[Entries supplied]

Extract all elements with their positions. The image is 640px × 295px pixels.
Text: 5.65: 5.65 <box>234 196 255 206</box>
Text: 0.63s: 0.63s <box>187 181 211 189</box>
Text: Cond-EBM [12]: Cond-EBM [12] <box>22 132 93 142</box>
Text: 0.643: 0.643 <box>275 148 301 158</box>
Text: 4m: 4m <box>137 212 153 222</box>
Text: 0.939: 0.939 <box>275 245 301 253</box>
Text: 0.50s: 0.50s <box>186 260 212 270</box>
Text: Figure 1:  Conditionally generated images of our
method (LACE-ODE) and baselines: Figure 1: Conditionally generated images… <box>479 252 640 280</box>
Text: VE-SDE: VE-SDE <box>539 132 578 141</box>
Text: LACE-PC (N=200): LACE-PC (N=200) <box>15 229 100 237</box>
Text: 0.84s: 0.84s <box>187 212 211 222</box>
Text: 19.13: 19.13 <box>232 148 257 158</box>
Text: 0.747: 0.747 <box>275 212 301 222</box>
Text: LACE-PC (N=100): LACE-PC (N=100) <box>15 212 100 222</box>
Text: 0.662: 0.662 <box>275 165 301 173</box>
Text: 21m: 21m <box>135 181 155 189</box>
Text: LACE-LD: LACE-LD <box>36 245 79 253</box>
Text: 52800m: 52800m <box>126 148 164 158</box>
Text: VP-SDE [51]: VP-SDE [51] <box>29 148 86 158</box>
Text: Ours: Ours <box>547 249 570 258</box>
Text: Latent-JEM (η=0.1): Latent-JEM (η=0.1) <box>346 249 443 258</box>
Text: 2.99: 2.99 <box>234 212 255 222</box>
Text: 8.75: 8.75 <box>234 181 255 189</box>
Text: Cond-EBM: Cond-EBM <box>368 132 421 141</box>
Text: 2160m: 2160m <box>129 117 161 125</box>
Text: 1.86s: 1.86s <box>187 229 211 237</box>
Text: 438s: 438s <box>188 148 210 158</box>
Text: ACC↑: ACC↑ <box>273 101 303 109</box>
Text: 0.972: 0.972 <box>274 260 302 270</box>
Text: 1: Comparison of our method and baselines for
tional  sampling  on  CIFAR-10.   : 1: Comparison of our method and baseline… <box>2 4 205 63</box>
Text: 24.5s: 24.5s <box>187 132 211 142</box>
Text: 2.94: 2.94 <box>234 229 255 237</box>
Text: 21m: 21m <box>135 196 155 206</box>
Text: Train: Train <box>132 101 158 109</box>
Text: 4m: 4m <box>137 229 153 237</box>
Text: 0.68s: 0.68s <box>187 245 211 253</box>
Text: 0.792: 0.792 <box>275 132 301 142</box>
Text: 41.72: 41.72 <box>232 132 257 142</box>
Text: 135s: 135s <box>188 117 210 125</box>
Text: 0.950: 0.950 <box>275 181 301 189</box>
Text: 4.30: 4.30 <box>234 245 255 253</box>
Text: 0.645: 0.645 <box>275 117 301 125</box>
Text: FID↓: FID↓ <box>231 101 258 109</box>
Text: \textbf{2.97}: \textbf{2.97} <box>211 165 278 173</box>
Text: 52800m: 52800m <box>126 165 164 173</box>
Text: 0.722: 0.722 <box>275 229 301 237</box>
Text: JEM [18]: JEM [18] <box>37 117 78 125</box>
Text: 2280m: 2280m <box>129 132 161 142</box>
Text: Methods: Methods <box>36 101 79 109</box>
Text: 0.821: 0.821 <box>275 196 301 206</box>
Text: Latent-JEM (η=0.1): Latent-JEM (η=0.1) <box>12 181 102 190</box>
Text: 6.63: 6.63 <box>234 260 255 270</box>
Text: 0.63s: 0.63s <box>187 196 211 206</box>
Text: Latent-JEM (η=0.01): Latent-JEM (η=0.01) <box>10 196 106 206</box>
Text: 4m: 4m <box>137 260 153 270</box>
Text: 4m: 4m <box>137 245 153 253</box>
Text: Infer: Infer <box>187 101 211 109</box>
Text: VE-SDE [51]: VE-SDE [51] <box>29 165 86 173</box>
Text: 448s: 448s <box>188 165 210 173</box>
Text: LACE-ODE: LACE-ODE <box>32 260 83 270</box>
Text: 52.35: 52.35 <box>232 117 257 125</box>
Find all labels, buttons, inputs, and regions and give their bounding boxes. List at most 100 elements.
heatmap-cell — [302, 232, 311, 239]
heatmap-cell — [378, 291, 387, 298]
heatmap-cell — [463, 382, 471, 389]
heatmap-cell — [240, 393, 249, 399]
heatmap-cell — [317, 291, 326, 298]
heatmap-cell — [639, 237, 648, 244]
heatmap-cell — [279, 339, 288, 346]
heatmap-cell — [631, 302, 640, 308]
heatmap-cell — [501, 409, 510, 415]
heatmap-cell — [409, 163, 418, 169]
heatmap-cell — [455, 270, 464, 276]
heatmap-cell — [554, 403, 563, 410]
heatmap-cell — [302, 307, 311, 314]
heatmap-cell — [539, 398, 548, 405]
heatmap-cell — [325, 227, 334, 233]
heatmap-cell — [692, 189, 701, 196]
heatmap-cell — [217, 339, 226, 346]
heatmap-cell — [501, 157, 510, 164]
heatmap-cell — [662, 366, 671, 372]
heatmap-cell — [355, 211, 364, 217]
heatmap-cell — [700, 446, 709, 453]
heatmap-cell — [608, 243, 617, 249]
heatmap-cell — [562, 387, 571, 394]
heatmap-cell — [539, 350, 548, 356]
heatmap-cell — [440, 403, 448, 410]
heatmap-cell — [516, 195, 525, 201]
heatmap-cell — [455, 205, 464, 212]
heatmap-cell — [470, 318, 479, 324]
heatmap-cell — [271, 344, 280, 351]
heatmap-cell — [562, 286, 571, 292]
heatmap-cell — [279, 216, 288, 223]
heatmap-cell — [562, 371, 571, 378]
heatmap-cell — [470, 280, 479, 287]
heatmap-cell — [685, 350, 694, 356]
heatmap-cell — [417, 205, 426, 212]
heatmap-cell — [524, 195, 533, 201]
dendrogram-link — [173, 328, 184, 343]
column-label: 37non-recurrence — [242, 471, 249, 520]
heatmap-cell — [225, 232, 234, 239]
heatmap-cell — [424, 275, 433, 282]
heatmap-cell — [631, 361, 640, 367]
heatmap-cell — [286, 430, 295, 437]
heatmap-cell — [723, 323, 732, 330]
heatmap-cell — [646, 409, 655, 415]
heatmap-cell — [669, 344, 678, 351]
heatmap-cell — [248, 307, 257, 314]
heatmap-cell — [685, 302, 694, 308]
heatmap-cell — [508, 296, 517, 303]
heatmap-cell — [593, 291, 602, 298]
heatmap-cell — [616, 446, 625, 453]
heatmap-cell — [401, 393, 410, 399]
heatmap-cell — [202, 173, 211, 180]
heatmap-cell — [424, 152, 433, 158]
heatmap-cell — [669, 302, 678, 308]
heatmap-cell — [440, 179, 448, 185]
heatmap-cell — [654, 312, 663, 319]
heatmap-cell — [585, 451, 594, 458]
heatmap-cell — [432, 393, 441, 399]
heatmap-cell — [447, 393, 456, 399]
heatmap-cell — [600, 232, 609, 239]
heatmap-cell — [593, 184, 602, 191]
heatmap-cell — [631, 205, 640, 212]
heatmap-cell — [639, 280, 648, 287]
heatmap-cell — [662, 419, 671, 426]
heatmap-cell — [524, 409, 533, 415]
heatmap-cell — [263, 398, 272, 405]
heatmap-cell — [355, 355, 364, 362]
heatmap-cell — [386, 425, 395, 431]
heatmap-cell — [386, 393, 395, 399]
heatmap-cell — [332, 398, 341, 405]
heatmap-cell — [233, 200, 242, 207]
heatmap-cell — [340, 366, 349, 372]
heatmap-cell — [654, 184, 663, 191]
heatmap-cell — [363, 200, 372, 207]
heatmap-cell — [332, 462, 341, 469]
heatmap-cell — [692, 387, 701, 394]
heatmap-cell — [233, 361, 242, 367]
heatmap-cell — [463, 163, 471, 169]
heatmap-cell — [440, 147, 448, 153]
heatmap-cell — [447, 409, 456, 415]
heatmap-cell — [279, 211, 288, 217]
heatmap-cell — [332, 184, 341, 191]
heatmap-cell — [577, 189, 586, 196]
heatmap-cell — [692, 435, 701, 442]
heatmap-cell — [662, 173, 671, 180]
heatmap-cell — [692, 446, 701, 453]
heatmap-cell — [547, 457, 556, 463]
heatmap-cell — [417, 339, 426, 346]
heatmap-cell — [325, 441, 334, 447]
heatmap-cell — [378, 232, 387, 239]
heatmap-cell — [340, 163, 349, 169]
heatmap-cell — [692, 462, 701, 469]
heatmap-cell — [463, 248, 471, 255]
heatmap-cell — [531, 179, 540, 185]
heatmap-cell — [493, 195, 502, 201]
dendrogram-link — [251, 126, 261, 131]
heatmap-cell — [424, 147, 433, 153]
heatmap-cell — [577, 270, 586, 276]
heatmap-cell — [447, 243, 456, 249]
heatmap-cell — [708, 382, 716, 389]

[Instruction]
Beginning at the first line of the data and continuing through the line that contains "Text: 0.939: 0.939 <box>275 245 301 253</box>", recast those lines as a JSON list of strings, one string per line, with any blank lines left out.

[Response to the task]
[
  "Extract all elements with their positions. The image is 640px × 295px pixels.",
  "Text: 5.65: 5.65 <box>234 196 255 206</box>",
  "Text: 0.63s: 0.63s <box>187 181 211 189</box>",
  "Text: Cond-EBM [12]: Cond-EBM [12] <box>22 132 93 142</box>",
  "Text: 0.643: 0.643 <box>275 148 301 158</box>",
  "Text: 4m: 4m <box>137 212 153 222</box>",
  "Text: 0.939: 0.939 <box>275 245 301 253</box>"
]